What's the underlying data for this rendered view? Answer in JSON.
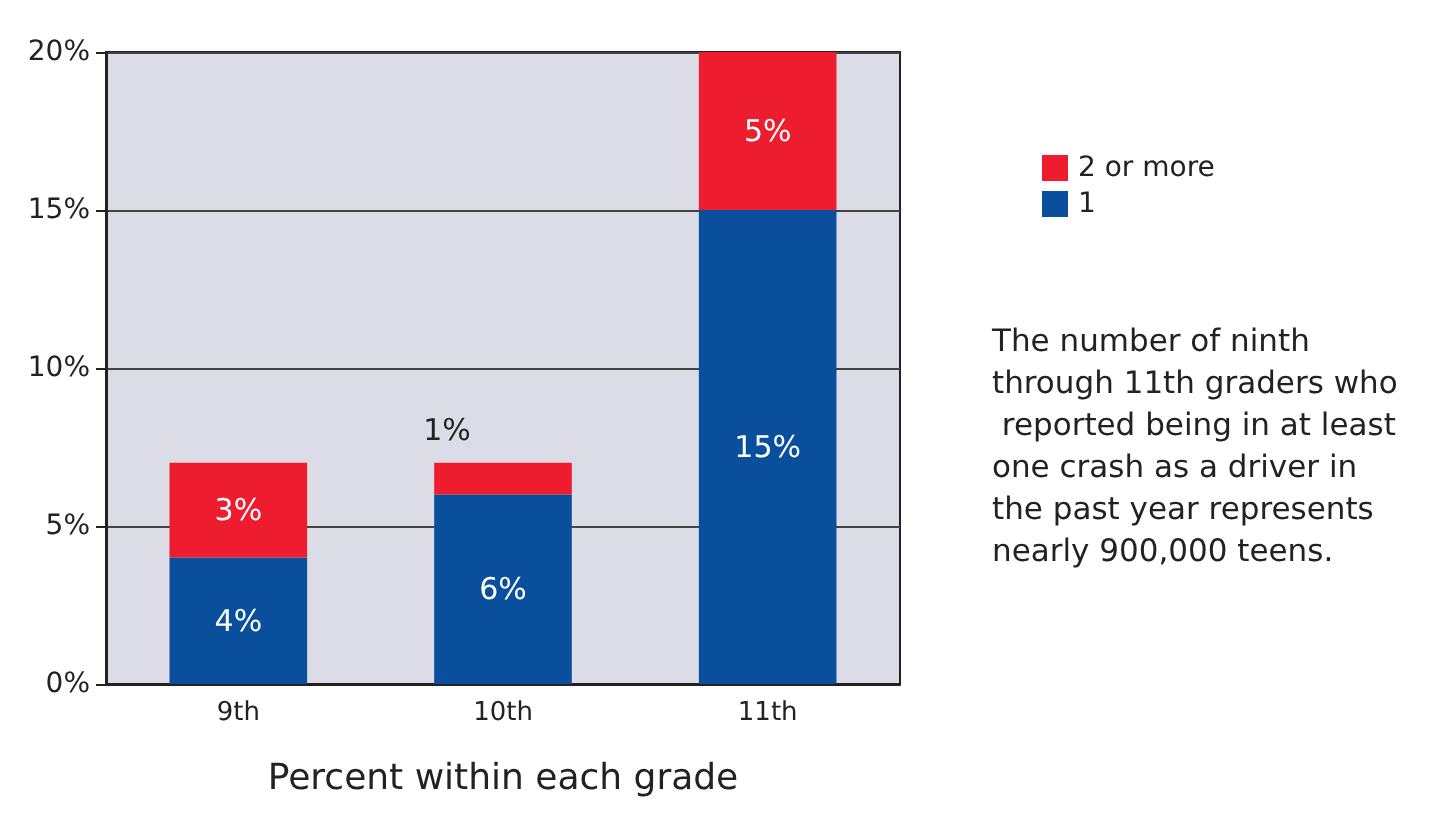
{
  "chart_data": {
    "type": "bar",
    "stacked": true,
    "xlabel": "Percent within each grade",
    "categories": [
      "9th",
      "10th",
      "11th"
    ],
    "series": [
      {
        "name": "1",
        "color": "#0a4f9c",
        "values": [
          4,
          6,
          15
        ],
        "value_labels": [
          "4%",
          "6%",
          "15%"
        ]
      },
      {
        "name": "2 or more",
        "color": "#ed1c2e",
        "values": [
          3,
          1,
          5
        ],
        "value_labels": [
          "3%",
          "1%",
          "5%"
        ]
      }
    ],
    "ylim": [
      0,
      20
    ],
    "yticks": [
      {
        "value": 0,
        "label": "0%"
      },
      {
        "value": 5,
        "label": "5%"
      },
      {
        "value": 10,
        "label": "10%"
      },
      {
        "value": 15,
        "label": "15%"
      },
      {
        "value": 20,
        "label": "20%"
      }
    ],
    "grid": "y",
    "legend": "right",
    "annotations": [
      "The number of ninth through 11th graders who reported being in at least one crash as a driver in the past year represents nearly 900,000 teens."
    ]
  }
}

==============================

_WHAT YOU NEED TO DO:_
Make an exact copy of the listing above. Do not include the pictures.

_RESULT OF THIS EXERCISE:_
What's the underlying data for this rendered view? Answer in JSON.
{
  "chart_data": {
    "type": "bar",
    "stacked": true,
    "xlabel": "Percent within each grade",
    "categories": [
      "9th",
      "10th",
      "11th"
    ],
    "series": [
      {
        "name": "1",
        "color": "#0a4f9c",
        "values": [
          4,
          6,
          15
        ],
        "value_labels": [
          "4%",
          "6%",
          "15%"
        ]
      },
      {
        "name": "2 or more",
        "color": "#ed1c2e",
        "values": [
          3,
          1,
          5
        ],
        "value_labels": [
          "3%",
          "1%",
          "5%"
        ]
      }
    ],
    "ylim": [
      0,
      20
    ],
    "yticks": [
      {
        "value": 0,
        "label": "0%"
      },
      {
        "value": 5,
        "label": "5%"
      },
      {
        "value": 10,
        "label": "10%"
      },
      {
        "value": 15,
        "label": "15%"
      },
      {
        "value": 20,
        "label": "20%"
      }
    ],
    "grid": "y",
    "legend": "right",
    "annotations": [
      "The number of ninth through 11th graders who reported being in at least one crash as a driver in the past year represents nearly 900,000 teens."
    ]
  }
}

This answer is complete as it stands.